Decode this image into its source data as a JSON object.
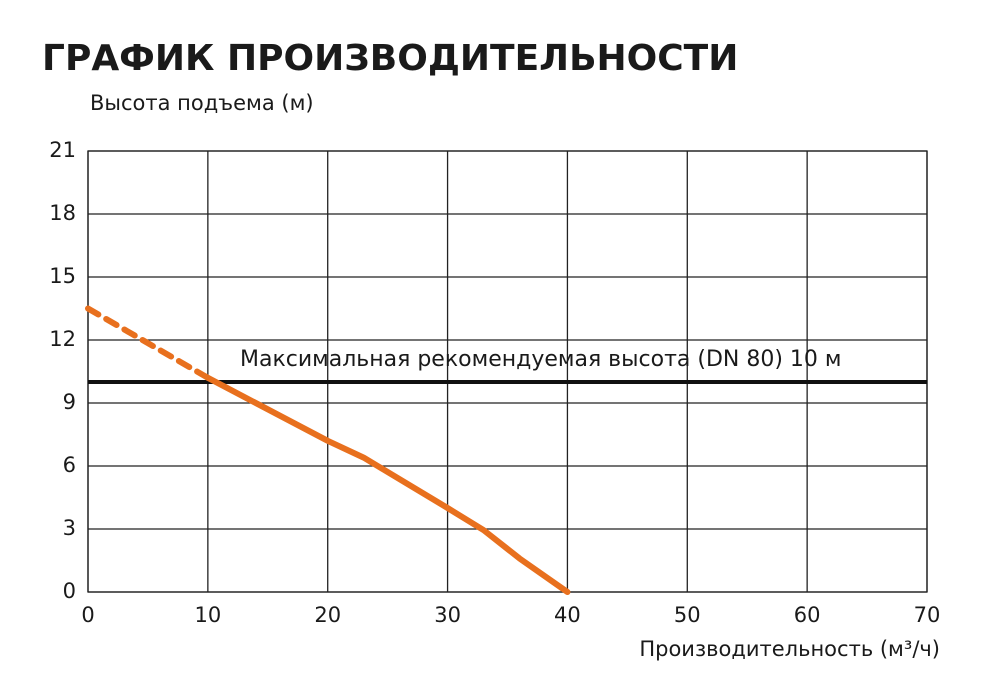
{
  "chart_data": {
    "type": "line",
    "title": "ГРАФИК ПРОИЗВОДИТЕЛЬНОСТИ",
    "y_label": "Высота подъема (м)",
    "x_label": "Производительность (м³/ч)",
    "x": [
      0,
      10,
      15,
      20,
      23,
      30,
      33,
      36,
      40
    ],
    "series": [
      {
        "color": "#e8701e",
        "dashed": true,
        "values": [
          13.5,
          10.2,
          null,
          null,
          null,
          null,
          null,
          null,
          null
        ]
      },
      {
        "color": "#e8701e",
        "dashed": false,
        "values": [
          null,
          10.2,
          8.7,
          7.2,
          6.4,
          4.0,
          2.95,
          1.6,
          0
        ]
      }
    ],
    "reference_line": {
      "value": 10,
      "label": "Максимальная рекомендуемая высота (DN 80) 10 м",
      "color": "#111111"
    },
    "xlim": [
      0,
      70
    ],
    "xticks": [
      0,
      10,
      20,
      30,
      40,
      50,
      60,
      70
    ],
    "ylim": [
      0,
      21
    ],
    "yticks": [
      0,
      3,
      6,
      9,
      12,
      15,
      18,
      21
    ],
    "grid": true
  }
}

+ + + +

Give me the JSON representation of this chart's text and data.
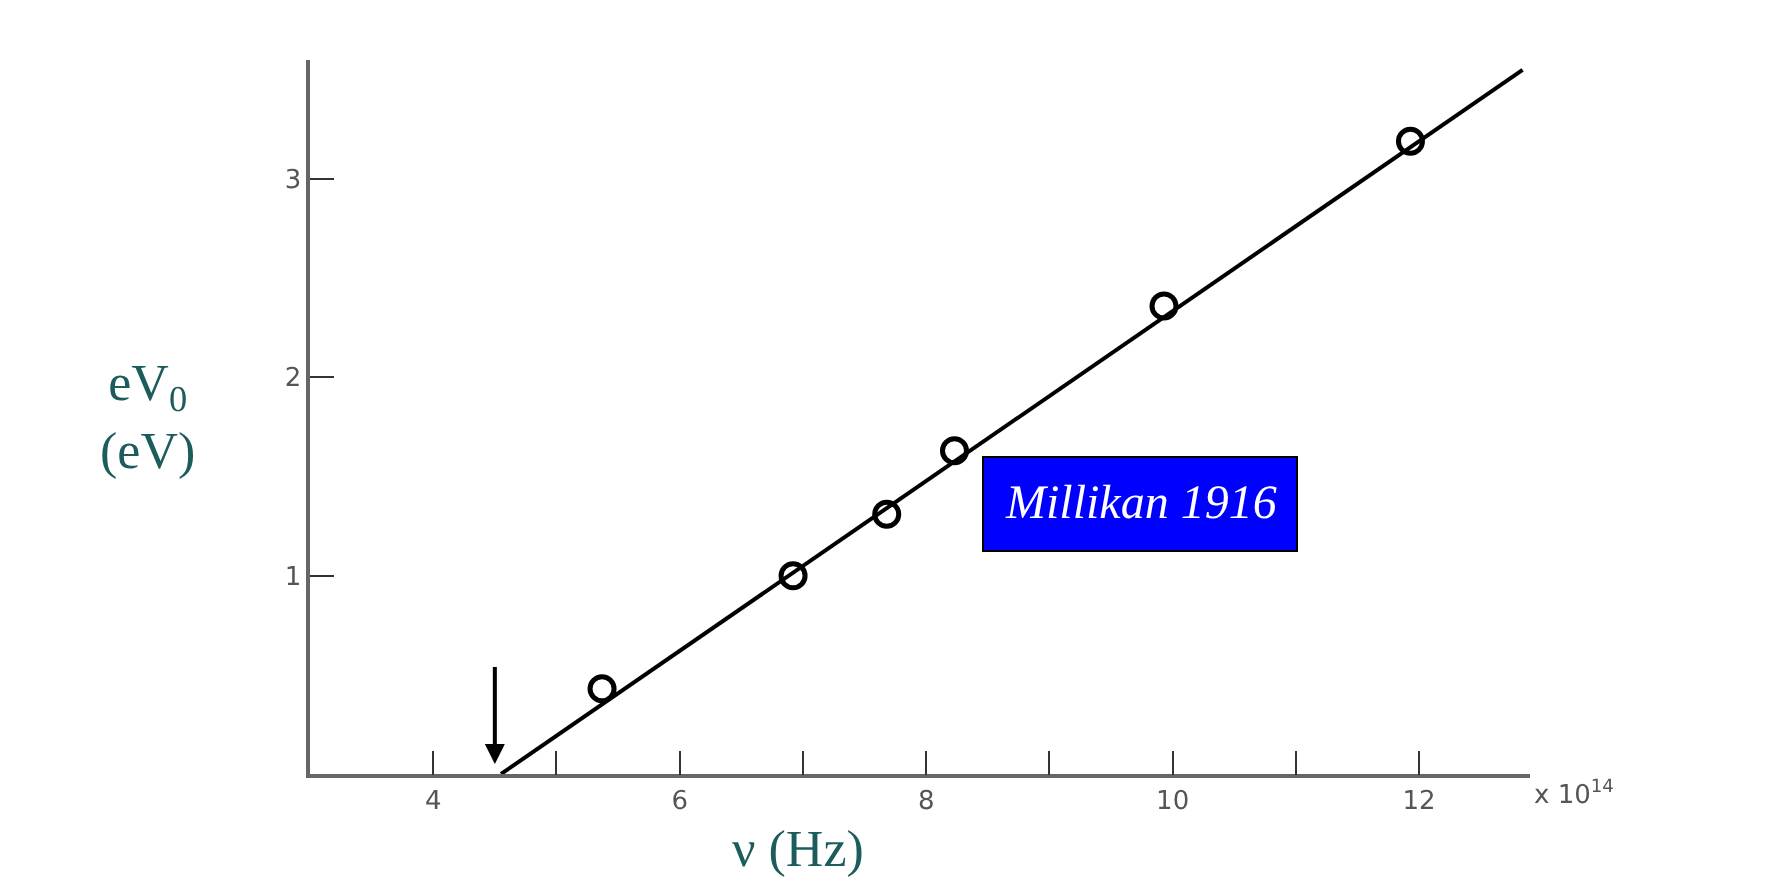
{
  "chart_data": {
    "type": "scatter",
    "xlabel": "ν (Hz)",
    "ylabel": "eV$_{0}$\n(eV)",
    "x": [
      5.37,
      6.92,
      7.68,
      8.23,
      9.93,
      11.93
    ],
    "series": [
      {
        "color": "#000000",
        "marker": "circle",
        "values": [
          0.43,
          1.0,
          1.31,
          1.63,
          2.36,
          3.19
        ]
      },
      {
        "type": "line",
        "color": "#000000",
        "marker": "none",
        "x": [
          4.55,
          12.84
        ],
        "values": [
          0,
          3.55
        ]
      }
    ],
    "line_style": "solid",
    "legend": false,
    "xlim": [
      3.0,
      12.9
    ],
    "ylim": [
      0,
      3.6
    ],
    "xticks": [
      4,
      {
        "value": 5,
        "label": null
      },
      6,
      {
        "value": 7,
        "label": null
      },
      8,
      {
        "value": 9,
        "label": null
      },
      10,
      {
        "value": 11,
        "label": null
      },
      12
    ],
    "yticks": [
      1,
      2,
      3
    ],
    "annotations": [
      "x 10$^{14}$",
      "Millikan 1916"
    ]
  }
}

+ + + +

▶ [Exercise brief] For the string "this", count the lines of the entries above that include it; answer with the number only.

▶ [Written response] 2